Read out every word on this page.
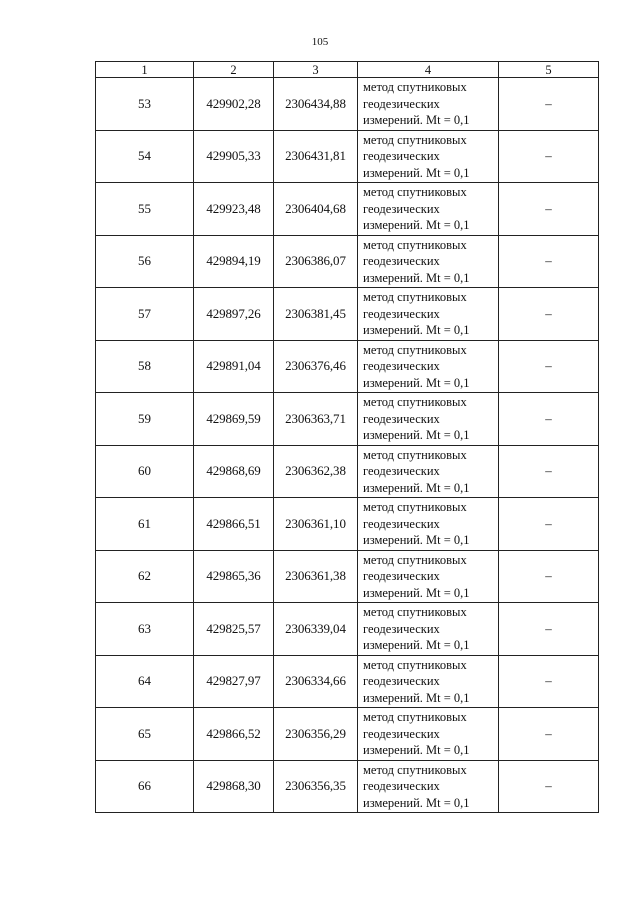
105
1	2	3	4	5
53	429902,28	2306434,88	метод спутниковых
геодезических
измерений. Mt = 0,1	–
54	429905,33	2306431,81	метод спутниковых
геодезических
измерений. Mt = 0,1	–
55	429923,48	2306404,68	метод спутниковых
геодезических
измерений. Mt = 0,1	–
56	429894,19	2306386,07	метод спутниковых
геодезических
измерений. Mt = 0,1	–
57	429897,26	2306381,45	метод спутниковых
геодезических
измерений. Mt = 0,1	–
58	429891,04	2306376,46	метод спутниковых
геодезических
измерений. Mt = 0,1	–
59	429869,59	2306363,71	метод спутниковых
геодезических
измерений. Mt = 0,1	–
60	429868,69	2306362,38	метод спутниковых
геодезических
измерений. Mt = 0,1	–
61	429866,51	2306361,10	метод спутниковых
геодезических
измерений. Mt = 0,1	–
62	429865,36	2306361,38	метод спутниковых
геодезических
измерений. Mt = 0,1	–
63	429825,57	2306339,04	метод спутниковых
геодезических
измерений. Mt = 0,1	–
64	429827,97	2306334,66	метод спутниковых
геодезических
измерений. Mt = 0,1	–
65	429866,52	2306356,29	метод спутниковых
геодезических
измерений. Mt = 0,1	–
66	429868,30	2306356,35	метод спутниковых
геодезических
измерений. Mt = 0,1	–
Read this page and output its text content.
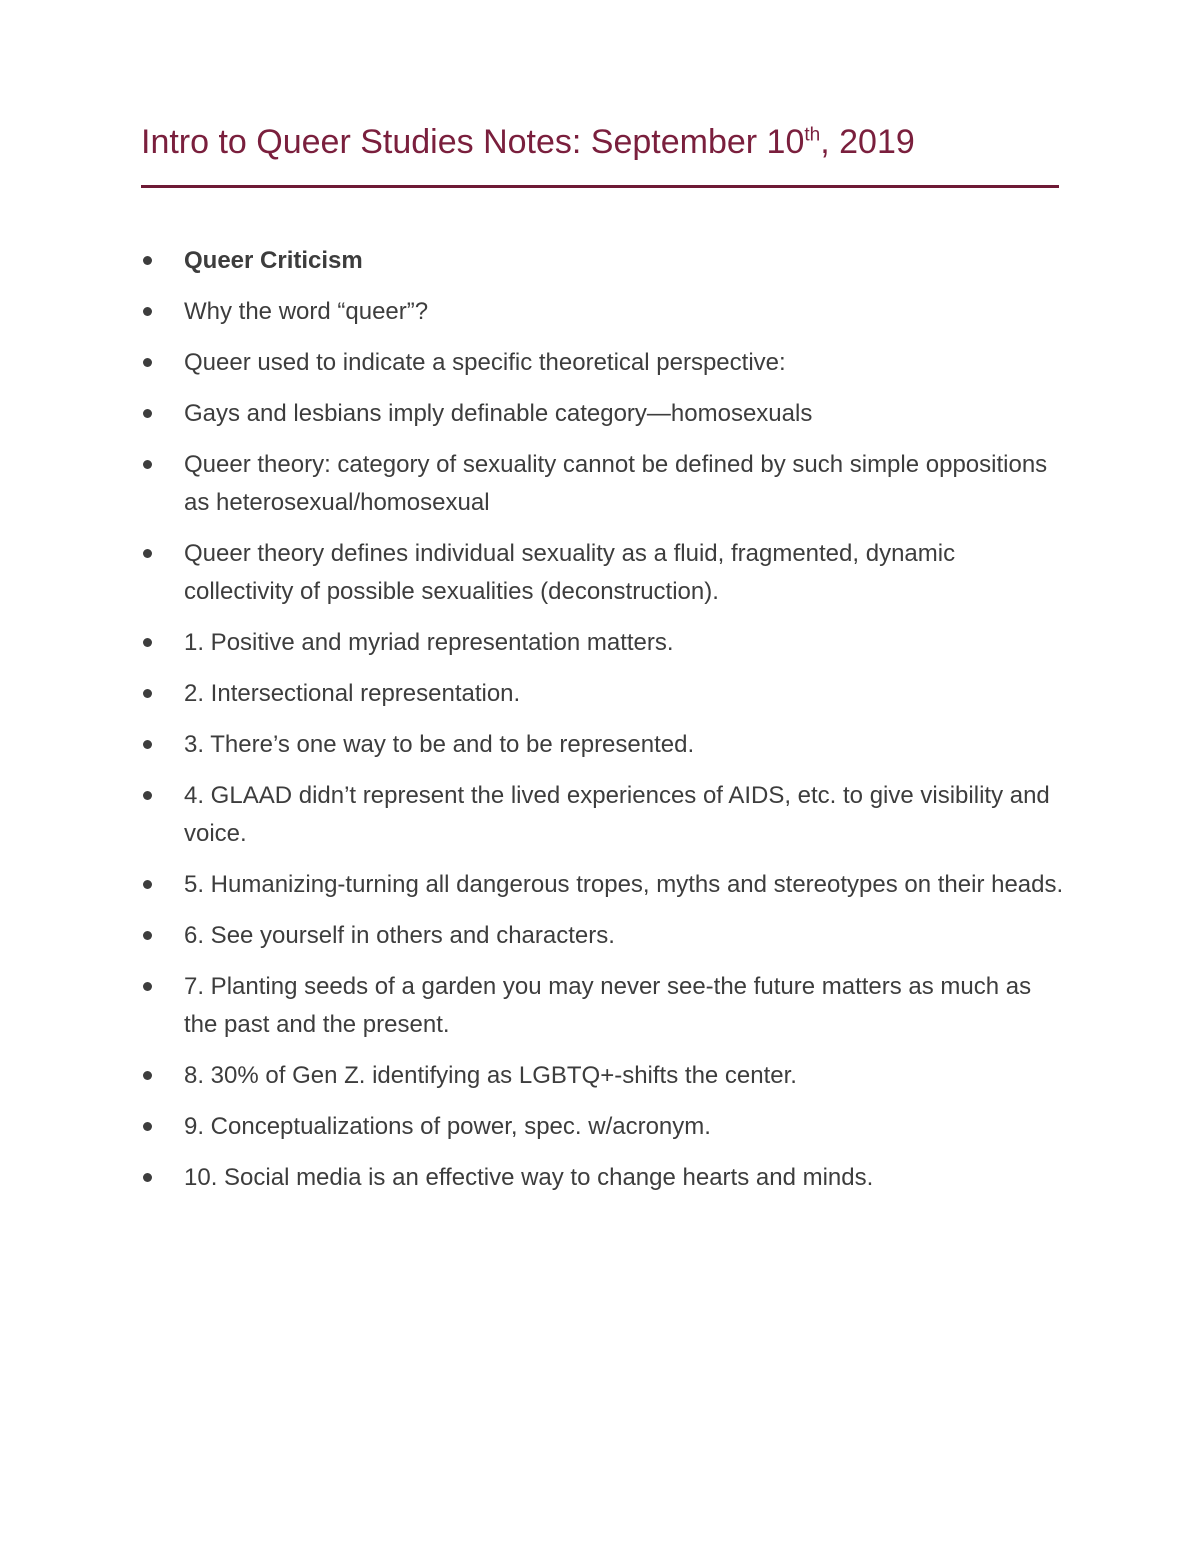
Intro to Queer Studies Notes: September 10th, 2019
Queer Criticism
Why the word “queer”?
Queer used to indicate a specific theoretical perspective:
Gays and lesbians imply definable category—homosexuals
Queer theory: category of sexuality cannot be defined by such simple oppositions as heterosexual/homosexual
Queer theory defines individual sexuality as a fluid, fragmented, dynamic collectivity of possible sexualities (deconstruction).
1. Positive and myriad representation matters.
2. Intersectional representation.
3. There’s one way to be and to be represented.
4. GLAAD didn’t represent the lived experiences of AIDS, etc. to give visibility and voice.
5. Humanizing-turning all dangerous tropes, myths and stereotypes on their heads.
6. See yourself in others and characters.
7. Planting seeds of a garden you may never see-the future matters as much as the past and the present.
8. 30% of Gen Z. identifying as LGBTQ+-shifts the center.
9. Conceptualizations of power, spec. w/acronym.
10. Social media is an effective way to change hearts and minds.
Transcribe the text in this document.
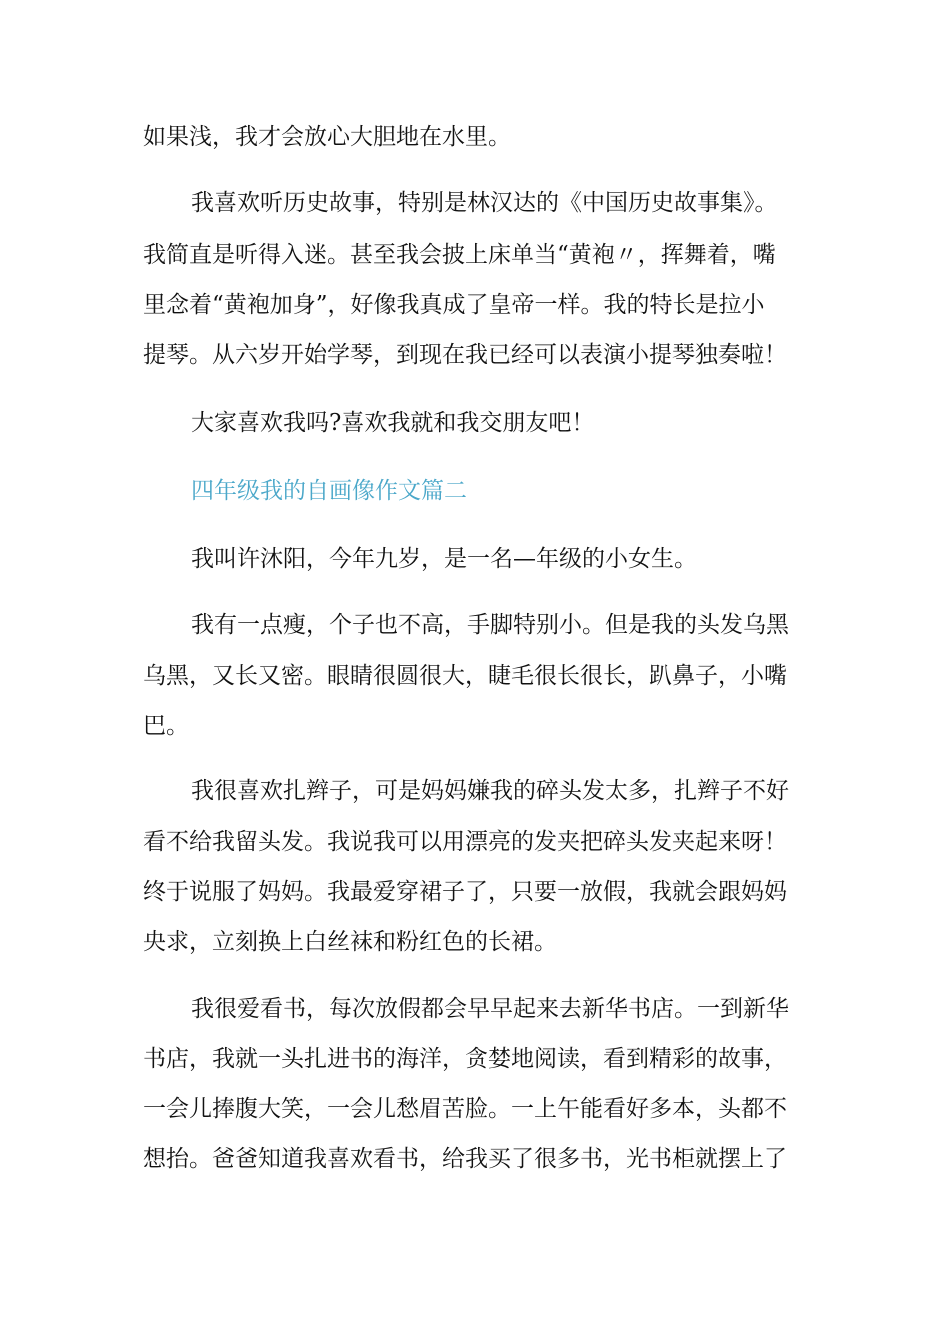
如果浅，我才会放心大胆地在水里。
我喜欢听历史故事，特别是林汉达的《中国历史故事集》。
我简直是听得入迷。甚至我会披上床单当“黄袍〃，挥舞着，嘴
里念着“黄袍加身”，好像我真成了皇帝一样。我的特长是拉小
提琴。从六岁开始学琴，到现在我已经可以表演小提琴独奏啦！
大家喜欢我吗?喜欢我就和我交朋友吧！
四年级我的自画像作文篇二
我叫许沐阳，今年九岁，是一名—年级的小女生。
我有一点瘦，个子也不高，手脚特别小。但是我的头发乌黑
乌黑，又长又密。眼睛很圆很大，睫毛很长很长，趴鼻子，小嘴
巴。
我很喜欢扎辫子，可是妈妈嫌我的碎头发太多，扎辫子不好
看不给我留头发。我说我可以用漂亮的发夹把碎头发夹起来呀！
终于说服了妈妈。我最爱穿裙子了，只要一放假，我就会跟妈妈
央求，立刻换上白丝袜和粉红色的长裙。
我很爱看书，每次放假都会早早起来去新华书店。一到新华
书店，我就一头扎进书的海洋，贪婪地阅读，看到精彩的故事，
一会儿捧腹大笑，一会儿愁眉苦脸。一上午能看好多本，头都不
想抬。爸爸知道我喜欢看书，给我买了很多书，光书柜就摆上了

-- -- --

Goal of the exercise ->
Output the data exactly. Pictures don't belong in the result.

Written answer ->
Read out every word on this page.
105
1	2	3	4	5
53	429902,28	2306434,88	метод спутниковых
геодезических
измерений. Mt = 0,1	–
54	429905,33	2306431,81	метод спутниковых
геодезических
измерений. Mt = 0,1	–
55	429923,48	2306404,68	метод спутниковых
геодезических
измерений. Mt = 0,1	–
56	429894,19	2306386,07	метод спутниковых
геодезических
измерений. Mt = 0,1	–
57	429897,26	2306381,45	метод спутниковых
геодезических
измерений. Mt = 0,1	–
58	429891,04	2306376,46	метод спутниковых
геодезических
измерений. Mt = 0,1	–
59	429869,59	2306363,71	метод спутниковых
геодезических
измерений. Mt = 0,1	–
60	429868,69	2306362,38	метод спутниковых
геодезических
измерений. Mt = 0,1	–
61	429866,51	2306361,10	метод спутниковых
геодезических
измерений. Mt = 0,1	–
62	429865,36	2306361,38	метод спутниковых
геодезических
измерений. Mt = 0,1	–
63	429825,57	2306339,04	метод спутниковых
геодезических
измерений. Mt = 0,1	–
64	429827,97	2306334,66	метод спутниковых
геодезических
измерений. Mt = 0,1	–
65	429866,52	2306356,29	метод спутниковых
геодезических
измерений. Mt = 0,1	–
66	429868,30	2306356,35	метод спутниковых
геодезических
измерений. Mt = 0,1	–
Read this page and output its text content.
Intro to Queer Studies Notes: September 10th, 2019
Queer Criticism
Why the word “queer”?
Queer used to indicate a specific theoretical perspective:
Gays and lesbians imply definable category—homosexuals
Queer theory: category of sexuality cannot be defined by such simple oppositions as heterosexual/homosexual
Queer theory defines individual sexuality as a fluid, fragmented, dynamic collectivity of possible sexualities (deconstruction).
1. Positive and myriad representation matters.
2. Intersectional representation.
3. There’s one way to be and to be represented.
4. GLAAD didn’t represent the lived experiences of AIDS, etc. to give visibility and voice.
5. Humanizing-turning all dangerous tropes, myths and stereotypes on their heads.
6. See yourself in others and characters.
7. Planting seeds of a garden you may never see-the future matters as much as the past and the present.
8. 30% of Gen Z. identifying as LGBTQ+-shifts the center.
9. Conceptualizations of power, spec. w/acronym.
10. Social media is an effective way to change hearts and minds.
Transcribe the text in this document.
如果浅，我才会放心大胆地在水里。
我喜欢听历史故事，特别是林汉达的《中国历史故事集》。
我简直是听得入迷。甚至我会披上床单当“黄袍〃，挥舞着，嘴
里念着“黄袍加身”，好像我真成了皇帝一样。我的特长是拉小
提琴。从六岁开始学琴，到现在我已经可以表演小提琴独奏啦！
大家喜欢我吗?喜欢我就和我交朋友吧！
四年级我的自画像作文篇二
我叫许沐阳，今年九岁，是一名—年级的小女生。
我有一点瘦，个子也不高，手脚特别小。但是我的头发乌黑
乌黑，又长又密。眼睛很圆很大，睫毛很长很长，趴鼻子，小嘴
巴。
我很喜欢扎辫子，可是妈妈嫌我的碎头发太多，扎辫子不好
看不给我留头发。我说我可以用漂亮的发夹把碎头发夹起来呀！
终于说服了妈妈。我最爱穿裙子了，只要一放假，我就会跟妈妈
央求，立刻换上白丝袜和粉红色的长裙。
我很爱看书，每次放假都会早早起来去新华书店。一到新华
书店，我就一头扎进书的海洋，贪婪地阅读，看到精彩的故事，
一会儿捧腹大笑，一会儿愁眉苦脸。一上午能看好多本，头都不
想抬。爸爸知道我喜欢看书，给我买了很多书，光书柜就摆上了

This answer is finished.